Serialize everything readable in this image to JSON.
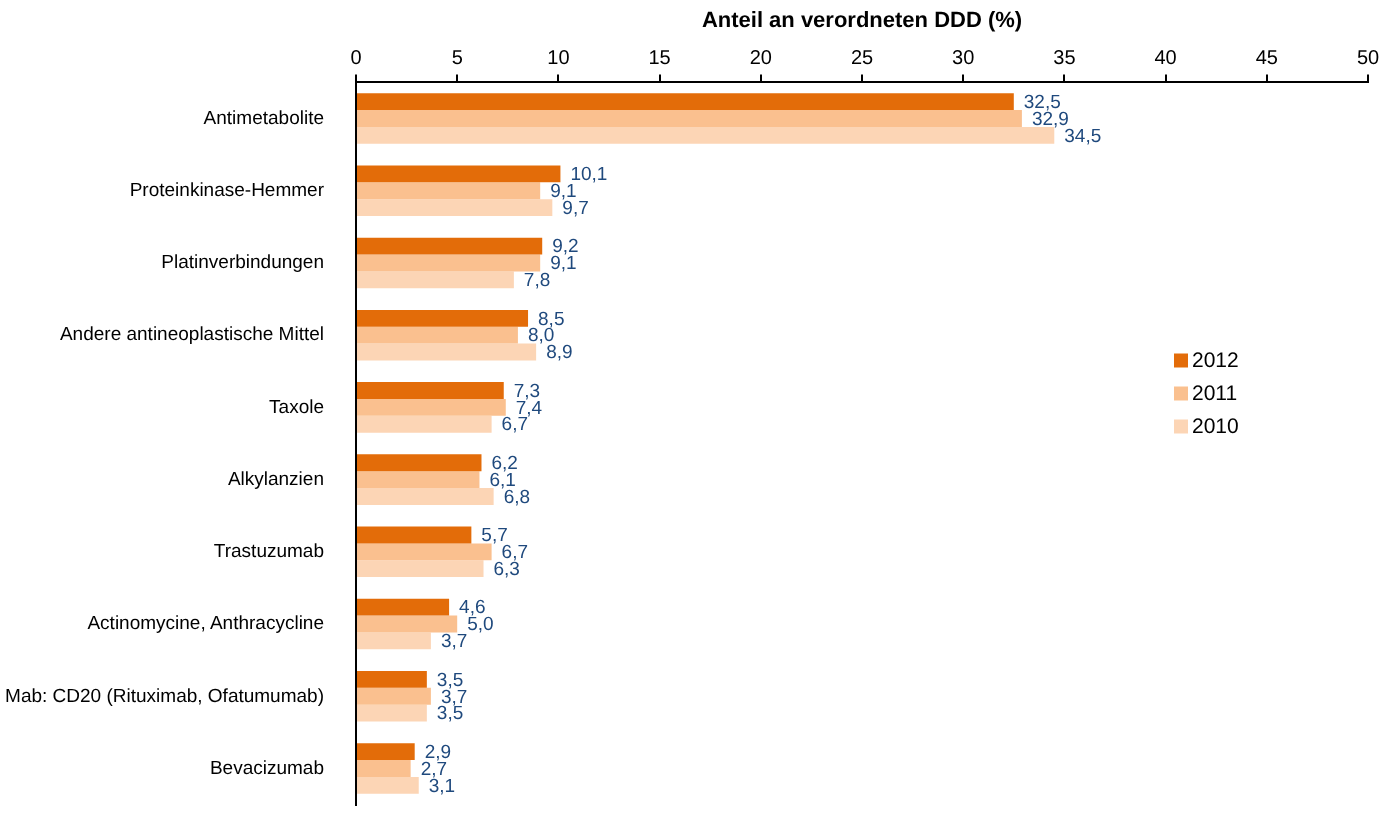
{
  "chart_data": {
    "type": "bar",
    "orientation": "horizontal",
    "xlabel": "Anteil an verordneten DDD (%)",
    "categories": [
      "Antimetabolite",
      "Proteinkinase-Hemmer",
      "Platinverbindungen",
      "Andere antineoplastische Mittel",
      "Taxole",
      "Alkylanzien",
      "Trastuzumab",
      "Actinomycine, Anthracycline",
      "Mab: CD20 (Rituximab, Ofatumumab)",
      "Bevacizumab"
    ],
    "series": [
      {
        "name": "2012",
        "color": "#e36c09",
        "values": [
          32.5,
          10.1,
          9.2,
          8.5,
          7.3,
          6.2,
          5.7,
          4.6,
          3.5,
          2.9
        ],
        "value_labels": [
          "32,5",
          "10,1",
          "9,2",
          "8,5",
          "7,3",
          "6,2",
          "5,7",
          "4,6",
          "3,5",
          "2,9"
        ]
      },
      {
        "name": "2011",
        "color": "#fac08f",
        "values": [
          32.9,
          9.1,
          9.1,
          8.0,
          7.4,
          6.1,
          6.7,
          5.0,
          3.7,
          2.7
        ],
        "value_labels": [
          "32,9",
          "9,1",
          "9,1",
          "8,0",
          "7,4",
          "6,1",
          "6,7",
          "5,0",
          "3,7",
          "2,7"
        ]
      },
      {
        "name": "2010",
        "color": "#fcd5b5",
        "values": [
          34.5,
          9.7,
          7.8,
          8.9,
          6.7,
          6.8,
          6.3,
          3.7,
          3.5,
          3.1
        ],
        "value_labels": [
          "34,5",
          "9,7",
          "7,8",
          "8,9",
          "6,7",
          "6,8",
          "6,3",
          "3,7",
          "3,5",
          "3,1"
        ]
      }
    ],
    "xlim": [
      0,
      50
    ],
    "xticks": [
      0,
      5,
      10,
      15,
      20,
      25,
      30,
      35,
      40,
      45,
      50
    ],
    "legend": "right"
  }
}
==
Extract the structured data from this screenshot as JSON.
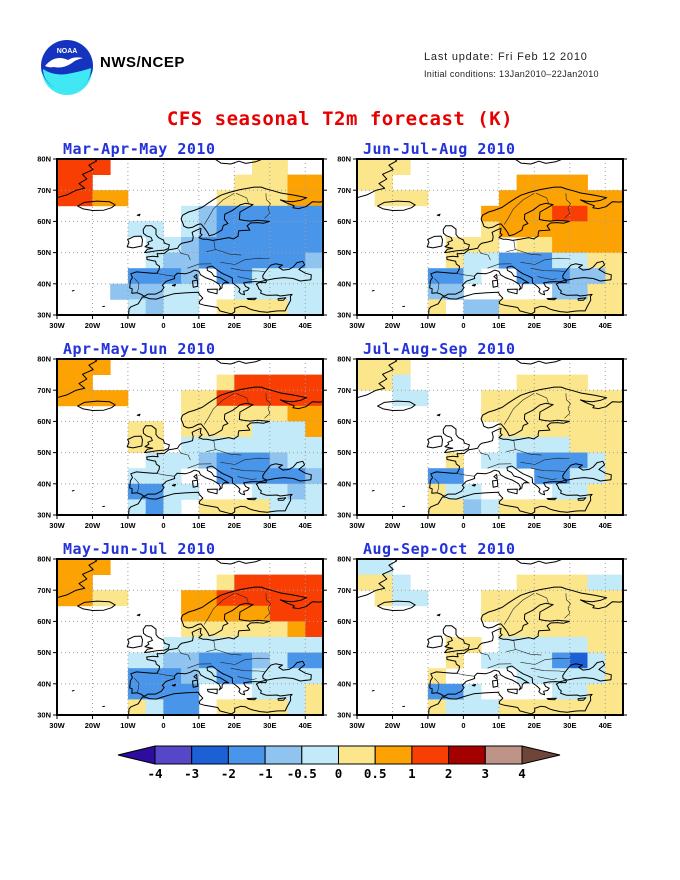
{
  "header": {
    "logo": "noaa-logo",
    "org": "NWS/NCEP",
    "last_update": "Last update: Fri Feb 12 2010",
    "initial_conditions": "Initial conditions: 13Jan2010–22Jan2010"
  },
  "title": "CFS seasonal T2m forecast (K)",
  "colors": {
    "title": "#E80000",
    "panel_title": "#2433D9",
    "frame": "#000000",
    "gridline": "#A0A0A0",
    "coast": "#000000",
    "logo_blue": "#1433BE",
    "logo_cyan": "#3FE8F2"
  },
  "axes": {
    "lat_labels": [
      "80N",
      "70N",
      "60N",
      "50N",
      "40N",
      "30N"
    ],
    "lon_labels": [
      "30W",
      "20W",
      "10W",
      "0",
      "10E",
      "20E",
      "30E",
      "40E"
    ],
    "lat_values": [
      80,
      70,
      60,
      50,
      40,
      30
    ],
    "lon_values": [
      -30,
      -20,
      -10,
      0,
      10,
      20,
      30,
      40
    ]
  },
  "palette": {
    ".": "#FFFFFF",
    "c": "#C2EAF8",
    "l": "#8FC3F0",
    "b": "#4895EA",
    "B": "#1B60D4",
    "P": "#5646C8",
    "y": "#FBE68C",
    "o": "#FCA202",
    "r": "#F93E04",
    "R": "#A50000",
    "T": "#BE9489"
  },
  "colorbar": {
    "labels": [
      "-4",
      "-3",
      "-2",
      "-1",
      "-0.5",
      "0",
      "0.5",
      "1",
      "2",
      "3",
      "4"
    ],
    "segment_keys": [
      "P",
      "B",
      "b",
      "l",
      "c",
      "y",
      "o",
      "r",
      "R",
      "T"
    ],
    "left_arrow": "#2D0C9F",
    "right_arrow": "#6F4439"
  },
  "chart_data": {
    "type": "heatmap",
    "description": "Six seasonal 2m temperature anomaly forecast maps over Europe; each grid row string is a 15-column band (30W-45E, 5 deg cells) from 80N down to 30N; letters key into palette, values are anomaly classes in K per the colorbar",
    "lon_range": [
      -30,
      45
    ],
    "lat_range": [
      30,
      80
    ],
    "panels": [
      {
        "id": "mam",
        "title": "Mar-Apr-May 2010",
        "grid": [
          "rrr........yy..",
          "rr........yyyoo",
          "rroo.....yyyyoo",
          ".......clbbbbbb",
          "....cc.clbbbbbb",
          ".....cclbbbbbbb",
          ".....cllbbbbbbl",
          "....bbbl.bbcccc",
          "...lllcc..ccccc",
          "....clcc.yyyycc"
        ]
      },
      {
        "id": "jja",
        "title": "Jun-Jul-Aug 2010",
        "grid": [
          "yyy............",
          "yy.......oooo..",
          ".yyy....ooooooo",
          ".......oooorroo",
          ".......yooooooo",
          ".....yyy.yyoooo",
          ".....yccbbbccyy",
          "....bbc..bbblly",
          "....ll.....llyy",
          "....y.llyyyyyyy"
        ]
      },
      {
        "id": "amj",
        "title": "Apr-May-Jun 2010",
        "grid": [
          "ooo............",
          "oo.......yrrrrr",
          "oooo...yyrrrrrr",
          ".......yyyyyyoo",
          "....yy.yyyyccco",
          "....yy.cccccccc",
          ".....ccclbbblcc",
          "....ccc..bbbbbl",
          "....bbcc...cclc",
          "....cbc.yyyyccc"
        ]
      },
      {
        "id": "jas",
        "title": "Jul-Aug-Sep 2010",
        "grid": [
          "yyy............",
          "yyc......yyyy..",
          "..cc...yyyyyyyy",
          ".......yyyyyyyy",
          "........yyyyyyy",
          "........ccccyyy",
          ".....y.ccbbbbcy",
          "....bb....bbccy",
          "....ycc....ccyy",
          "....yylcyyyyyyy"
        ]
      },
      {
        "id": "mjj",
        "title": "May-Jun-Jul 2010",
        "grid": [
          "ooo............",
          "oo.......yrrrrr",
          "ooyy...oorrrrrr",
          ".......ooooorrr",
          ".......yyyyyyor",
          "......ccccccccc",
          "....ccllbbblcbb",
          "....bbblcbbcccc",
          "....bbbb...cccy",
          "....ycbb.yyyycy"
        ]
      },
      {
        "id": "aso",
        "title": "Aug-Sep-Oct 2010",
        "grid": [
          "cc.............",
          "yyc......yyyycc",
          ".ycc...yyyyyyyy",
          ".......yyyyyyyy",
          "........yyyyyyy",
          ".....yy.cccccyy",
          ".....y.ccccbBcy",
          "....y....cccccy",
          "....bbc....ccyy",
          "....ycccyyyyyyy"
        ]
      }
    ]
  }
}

#### [WHAT THE EXERCISE ASKS]
Return every line of the listing above that contains "this".

#### [ANSWER TO THE EXERCISE]
Serialize everything readable in this image to JSON.
Extract the structured data from this screenshot as JSON.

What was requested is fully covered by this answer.